(Rows from a dataset)
-- Start --
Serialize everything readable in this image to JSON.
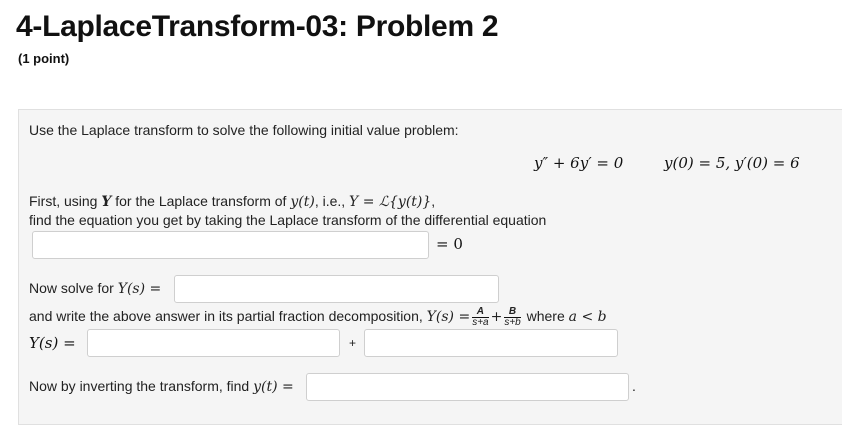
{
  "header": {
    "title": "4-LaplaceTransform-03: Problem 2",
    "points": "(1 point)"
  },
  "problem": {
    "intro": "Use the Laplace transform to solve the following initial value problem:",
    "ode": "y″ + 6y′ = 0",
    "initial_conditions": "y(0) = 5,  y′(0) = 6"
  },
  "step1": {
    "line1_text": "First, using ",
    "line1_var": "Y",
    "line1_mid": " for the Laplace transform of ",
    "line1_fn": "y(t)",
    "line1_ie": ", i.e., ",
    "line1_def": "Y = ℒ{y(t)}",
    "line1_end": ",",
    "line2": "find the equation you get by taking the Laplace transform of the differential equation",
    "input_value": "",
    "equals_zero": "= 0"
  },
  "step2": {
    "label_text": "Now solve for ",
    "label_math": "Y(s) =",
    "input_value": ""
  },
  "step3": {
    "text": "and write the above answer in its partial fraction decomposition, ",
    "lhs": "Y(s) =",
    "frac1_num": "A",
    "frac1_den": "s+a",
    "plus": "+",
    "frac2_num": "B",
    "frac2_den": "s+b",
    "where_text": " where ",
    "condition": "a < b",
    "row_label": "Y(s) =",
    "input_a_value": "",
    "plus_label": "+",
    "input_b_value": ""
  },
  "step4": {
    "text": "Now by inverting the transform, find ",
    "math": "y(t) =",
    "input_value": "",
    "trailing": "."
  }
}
-- End --
● Task: List all lines from the entries that include the word "solve".

● Solution to this exercise:
    "intro": "Use the Laplace transform to solve the following initial value problem:",
    "label_text": "Now solve for ",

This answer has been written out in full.